▶ [RECORDS SHOWN]
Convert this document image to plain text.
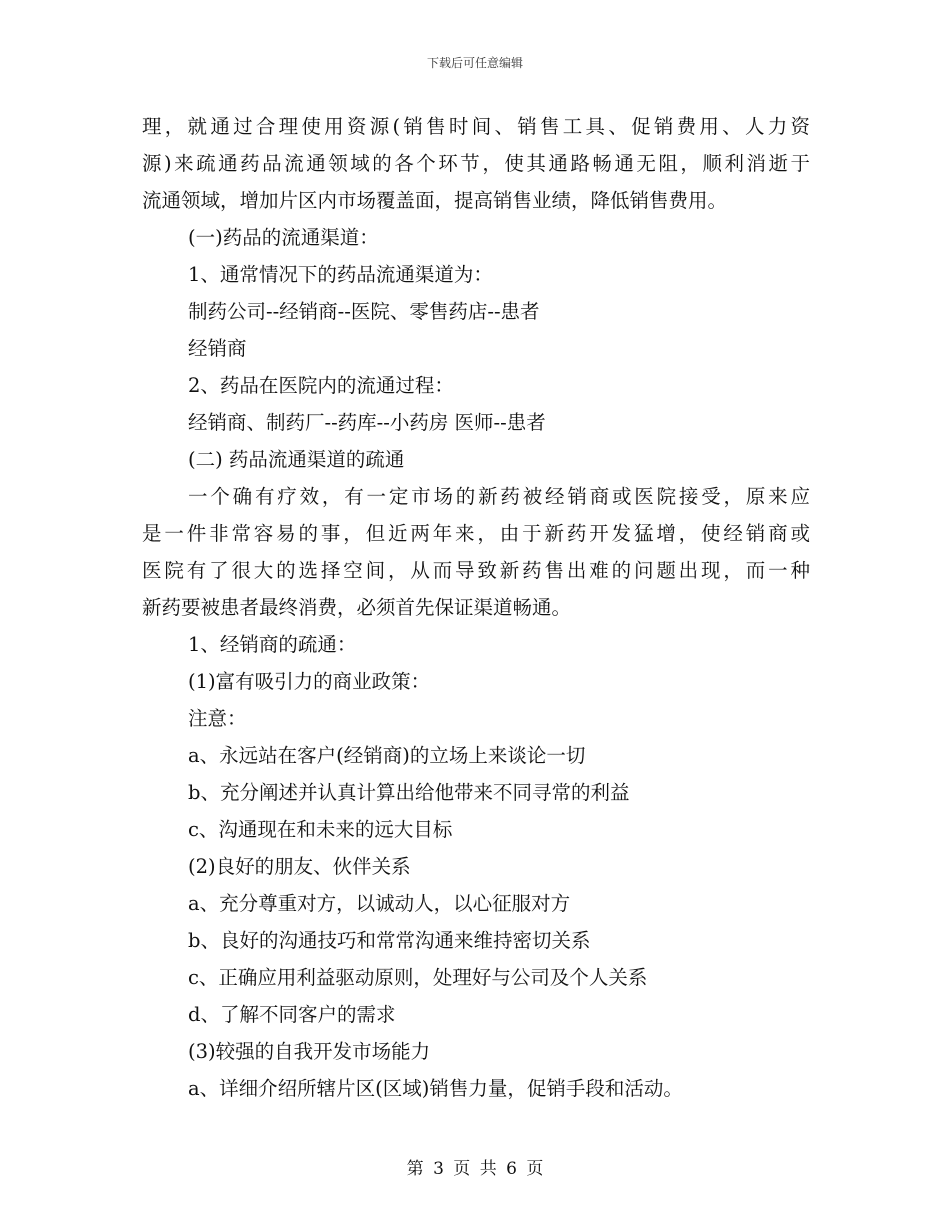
下载后可任意编辑
理，就通过合理使用资源(销售时间、销售工具、促销费用、人力资
源)来疏通药品流通领域的各个环节，使其通路畅通无阻，顺利消逝于
流通领域，增加片区内市场覆盖面，提高销售业绩，降低销售费用。
(一)药品的流通渠道：
1、通常情况下的药品流通渠道为：
制药公司--经销商--医院、零售药店--患者
经销商
2、药品在医院内的流通过程：
经销商、制药厂--药库--小药房 医师--患者
(二) 药品流通渠道的疏通
一个确有疗效，有一定市场的新药被经销商或医院接受，原来应
是一件非常容易的事，但近两年来，由于新药开发猛增，使经销商或
医院有了很大的选择空间，从而导致新药售出难的问题出现，而一种
新药要被患者最终消费，必须首先保证渠道畅通。
1、经销商的疏通：
(1)富有吸引力的商业政策：
注意：
a、永远站在客户(经销商)的立场上来谈论一切
b、充分阐述并认真计算出给他带来不同寻常的利益
c、沟通现在和未来的远大目标
(2)良好的朋友、伙伴关系
a、充分尊重对方，以诚动人，以心征服对方
b、良好的沟通技巧和常常沟通来维持密切关系
c、正确应用利益驱动原则，处理好与公司及个人关系
d、了解不同客户的需求
(3)较强的自我开发市场能力
a、详细介绍所辖片区(区域)销售力量，促销手段和活动。
第 3 页 共 6 页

▶ [WHAT IS REQUIRED]
Each entry shown above must be quoted exactly, with its pictures left out.

▶ [SOLUTION BELOW]
Convert this document image to plain text.
下载后可任意编辑
理，就通过合理使用资源(销售时间、销售工具、促销费用、人力资
源)来疏通药品流通领域的各个环节，使其通路畅通无阻，顺利消逝于
流通领域，增加片区内市场覆盖面，提高销售业绩，降低销售费用。
(一)药品的流通渠道：
1、通常情况下的药品流通渠道为：
制药公司--经销商--医院、零售药店--患者
经销商
2、药品在医院内的流通过程：
经销商、制药厂--药库--小药房 医师--患者
(二) 药品流通渠道的疏通
一个确有疗效，有一定市场的新药被经销商或医院接受，原来应
是一件非常容易的事，但近两年来，由于新药开发猛增，使经销商或
医院有了很大的选择空间，从而导致新药售出难的问题出现，而一种
新药要被患者最终消费，必须首先保证渠道畅通。
1、经销商的疏通：
(1)富有吸引力的商业政策：
注意：
a、永远站在客户(经销商)的立场上来谈论一切
b、充分阐述并认真计算出给他带来不同寻常的利益
c、沟通现在和未来的远大目标
(2)良好的朋友、伙伴关系
a、充分尊重对方，以诚动人，以心征服对方
b、良好的沟通技巧和常常沟通来维持密切关系
c、正确应用利益驱动原则，处理好与公司及个人关系
d、了解不同客户的需求
(3)较强的自我开发市场能力
a、详细介绍所辖片区(区域)销售力量，促销手段和活动。
第 3 页 共 6 页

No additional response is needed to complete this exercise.